Extracted data entries
######

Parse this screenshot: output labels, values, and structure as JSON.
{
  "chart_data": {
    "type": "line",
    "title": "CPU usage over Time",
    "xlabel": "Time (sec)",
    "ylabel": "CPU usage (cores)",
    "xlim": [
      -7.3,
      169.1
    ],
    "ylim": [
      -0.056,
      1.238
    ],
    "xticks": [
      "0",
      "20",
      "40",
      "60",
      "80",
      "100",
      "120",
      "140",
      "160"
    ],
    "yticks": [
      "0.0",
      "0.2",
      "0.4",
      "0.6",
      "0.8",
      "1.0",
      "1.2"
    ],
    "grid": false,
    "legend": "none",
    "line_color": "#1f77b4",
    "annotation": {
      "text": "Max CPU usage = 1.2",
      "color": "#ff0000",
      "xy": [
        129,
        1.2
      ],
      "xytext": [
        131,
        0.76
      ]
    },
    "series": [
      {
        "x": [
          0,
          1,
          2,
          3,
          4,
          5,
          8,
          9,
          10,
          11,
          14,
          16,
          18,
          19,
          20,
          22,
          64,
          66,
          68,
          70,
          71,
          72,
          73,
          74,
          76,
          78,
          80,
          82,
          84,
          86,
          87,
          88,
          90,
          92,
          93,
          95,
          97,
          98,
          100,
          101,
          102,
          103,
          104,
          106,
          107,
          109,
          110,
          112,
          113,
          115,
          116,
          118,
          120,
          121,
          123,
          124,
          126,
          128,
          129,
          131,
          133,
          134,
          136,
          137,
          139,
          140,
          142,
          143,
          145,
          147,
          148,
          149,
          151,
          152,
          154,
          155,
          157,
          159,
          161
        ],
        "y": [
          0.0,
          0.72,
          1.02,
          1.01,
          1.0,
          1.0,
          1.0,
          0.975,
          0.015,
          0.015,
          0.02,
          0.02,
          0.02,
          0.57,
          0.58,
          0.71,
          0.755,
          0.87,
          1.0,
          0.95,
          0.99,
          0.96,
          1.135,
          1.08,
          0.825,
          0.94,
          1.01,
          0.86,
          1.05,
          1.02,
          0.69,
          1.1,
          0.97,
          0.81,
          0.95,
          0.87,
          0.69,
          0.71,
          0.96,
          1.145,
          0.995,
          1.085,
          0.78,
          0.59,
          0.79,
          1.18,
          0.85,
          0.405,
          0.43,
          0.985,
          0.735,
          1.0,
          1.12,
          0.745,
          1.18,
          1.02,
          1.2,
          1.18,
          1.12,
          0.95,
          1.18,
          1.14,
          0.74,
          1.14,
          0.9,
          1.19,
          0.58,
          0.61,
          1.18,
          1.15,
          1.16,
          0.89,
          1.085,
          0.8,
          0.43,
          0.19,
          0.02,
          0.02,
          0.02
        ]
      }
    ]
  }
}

######

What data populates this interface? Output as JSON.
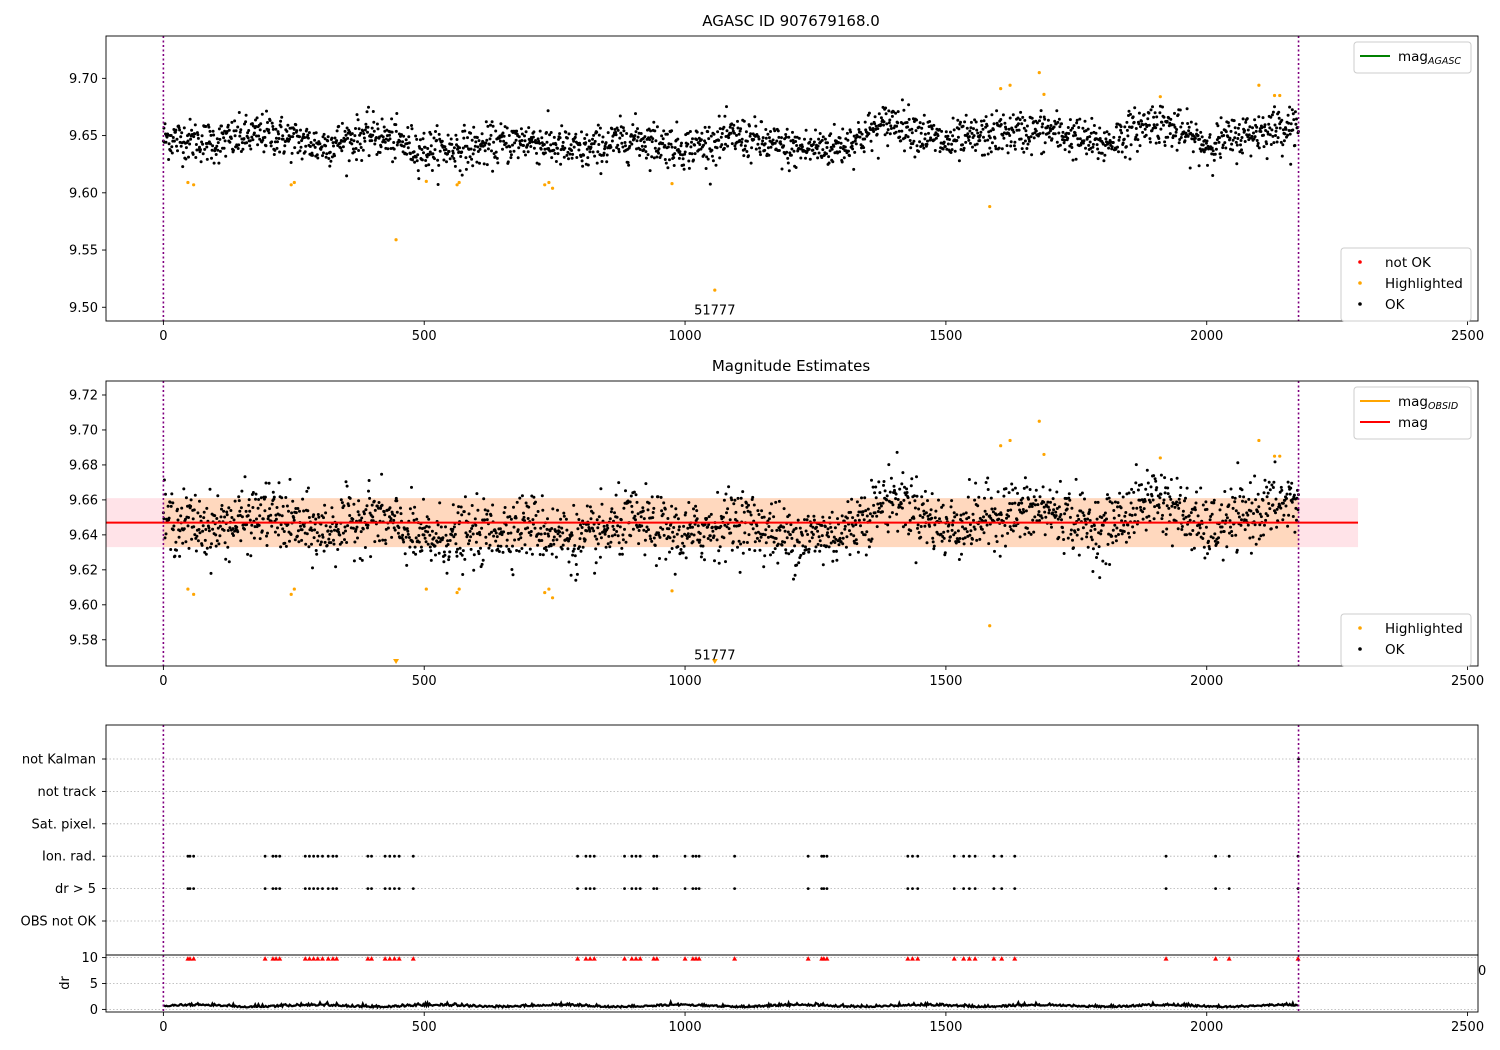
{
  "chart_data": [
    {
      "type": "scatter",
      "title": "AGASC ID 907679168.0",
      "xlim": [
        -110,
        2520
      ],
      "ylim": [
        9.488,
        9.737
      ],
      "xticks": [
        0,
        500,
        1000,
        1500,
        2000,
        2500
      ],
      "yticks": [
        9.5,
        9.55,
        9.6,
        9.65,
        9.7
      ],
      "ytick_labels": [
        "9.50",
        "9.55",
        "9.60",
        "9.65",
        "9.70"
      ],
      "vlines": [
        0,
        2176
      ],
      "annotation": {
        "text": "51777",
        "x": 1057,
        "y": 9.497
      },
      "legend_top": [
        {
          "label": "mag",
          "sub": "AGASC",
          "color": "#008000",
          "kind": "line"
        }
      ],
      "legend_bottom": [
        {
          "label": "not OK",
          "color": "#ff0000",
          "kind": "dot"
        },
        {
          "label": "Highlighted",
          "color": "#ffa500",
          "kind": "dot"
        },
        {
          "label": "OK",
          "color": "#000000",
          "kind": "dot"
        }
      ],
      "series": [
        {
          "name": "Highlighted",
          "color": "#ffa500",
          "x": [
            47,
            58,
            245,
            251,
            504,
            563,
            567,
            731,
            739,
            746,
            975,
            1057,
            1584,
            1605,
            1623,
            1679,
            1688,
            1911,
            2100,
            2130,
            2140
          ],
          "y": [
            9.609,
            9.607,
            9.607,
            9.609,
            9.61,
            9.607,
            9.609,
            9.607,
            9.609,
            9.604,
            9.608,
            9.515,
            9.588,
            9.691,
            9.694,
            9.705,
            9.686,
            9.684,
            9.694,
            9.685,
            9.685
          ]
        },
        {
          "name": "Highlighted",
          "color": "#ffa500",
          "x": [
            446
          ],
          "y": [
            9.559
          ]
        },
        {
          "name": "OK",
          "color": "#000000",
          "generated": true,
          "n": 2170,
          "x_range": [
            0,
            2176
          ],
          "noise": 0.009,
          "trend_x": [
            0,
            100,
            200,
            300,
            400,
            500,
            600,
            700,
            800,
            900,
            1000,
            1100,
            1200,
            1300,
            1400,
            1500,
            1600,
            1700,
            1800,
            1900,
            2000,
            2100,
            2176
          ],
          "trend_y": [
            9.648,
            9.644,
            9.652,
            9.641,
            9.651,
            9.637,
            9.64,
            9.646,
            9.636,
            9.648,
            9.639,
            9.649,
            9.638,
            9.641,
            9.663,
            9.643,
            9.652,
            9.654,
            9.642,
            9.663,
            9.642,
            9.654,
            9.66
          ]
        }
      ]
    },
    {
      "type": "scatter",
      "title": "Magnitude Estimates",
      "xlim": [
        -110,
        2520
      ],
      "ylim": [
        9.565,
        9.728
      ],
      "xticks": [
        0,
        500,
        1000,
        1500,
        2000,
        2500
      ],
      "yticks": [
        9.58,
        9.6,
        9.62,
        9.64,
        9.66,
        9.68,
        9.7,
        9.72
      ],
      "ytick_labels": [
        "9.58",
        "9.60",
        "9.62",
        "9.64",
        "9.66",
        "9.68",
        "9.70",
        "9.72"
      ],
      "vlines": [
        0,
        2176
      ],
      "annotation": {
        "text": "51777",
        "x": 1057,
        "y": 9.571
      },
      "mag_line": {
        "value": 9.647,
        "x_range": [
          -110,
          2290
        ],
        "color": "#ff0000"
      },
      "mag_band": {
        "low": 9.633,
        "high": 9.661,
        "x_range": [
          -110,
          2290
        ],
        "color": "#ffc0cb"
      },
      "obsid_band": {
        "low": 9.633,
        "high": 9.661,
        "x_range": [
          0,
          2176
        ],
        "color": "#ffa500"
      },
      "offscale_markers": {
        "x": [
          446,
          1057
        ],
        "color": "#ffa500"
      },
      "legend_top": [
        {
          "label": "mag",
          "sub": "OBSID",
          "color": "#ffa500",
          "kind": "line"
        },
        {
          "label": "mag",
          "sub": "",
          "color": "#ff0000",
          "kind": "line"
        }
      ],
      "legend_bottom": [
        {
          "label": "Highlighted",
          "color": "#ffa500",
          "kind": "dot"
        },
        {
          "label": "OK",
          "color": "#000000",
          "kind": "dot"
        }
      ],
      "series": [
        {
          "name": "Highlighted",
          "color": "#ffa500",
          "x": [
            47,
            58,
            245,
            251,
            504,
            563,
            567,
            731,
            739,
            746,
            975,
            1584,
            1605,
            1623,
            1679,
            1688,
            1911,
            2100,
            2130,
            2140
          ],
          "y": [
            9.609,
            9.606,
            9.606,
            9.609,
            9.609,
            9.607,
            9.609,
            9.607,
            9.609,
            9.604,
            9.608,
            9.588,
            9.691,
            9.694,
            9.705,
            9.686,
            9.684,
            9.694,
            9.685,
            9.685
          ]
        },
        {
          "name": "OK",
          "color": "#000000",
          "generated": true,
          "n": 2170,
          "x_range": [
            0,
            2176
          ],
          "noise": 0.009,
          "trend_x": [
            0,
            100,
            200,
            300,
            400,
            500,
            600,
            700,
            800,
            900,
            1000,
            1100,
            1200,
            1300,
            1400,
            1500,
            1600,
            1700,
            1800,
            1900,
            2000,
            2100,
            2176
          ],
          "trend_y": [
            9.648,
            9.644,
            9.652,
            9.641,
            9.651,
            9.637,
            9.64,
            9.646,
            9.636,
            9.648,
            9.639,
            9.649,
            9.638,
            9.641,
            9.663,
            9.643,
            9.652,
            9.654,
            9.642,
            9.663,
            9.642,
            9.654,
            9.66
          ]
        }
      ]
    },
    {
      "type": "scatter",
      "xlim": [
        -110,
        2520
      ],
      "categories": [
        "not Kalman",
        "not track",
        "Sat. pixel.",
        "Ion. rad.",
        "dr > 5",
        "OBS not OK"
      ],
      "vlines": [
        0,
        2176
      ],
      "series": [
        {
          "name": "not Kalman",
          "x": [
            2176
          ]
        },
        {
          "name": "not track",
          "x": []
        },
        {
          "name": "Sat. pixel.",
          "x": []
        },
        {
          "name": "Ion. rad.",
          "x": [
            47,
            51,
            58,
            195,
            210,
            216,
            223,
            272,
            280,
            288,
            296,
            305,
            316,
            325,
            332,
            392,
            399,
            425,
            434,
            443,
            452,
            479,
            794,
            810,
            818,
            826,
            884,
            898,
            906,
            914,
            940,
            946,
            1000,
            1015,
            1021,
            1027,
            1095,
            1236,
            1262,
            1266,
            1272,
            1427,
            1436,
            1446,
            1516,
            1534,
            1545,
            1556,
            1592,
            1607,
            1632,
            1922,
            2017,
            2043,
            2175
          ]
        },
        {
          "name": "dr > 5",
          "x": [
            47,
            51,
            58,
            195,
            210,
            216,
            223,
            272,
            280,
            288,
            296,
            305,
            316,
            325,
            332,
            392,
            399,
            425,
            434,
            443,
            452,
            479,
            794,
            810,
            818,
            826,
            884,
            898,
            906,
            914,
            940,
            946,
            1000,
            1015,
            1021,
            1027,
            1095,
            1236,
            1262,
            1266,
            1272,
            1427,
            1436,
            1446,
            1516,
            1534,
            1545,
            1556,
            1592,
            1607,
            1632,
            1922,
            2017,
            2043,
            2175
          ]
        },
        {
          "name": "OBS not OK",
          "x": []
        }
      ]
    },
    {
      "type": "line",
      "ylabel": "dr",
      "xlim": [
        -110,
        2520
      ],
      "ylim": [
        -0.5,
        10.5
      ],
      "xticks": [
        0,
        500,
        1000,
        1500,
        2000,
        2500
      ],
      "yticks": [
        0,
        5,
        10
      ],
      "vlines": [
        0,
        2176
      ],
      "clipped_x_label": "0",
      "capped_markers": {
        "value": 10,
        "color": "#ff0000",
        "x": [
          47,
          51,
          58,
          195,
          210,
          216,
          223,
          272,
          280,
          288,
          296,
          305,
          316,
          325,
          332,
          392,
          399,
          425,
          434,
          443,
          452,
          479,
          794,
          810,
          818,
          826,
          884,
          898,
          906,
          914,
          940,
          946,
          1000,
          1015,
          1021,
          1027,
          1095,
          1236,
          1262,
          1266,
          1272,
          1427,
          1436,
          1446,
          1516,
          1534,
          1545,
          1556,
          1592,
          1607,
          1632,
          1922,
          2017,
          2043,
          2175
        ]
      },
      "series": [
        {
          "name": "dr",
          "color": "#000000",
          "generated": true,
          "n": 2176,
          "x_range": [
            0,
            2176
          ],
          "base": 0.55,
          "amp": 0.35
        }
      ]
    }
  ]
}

######

YOUR GOAL >>
Find how many lines in the listing contain the word "usage" and give that count alone.

ANSWER FOR THIS EXERCISE >>
3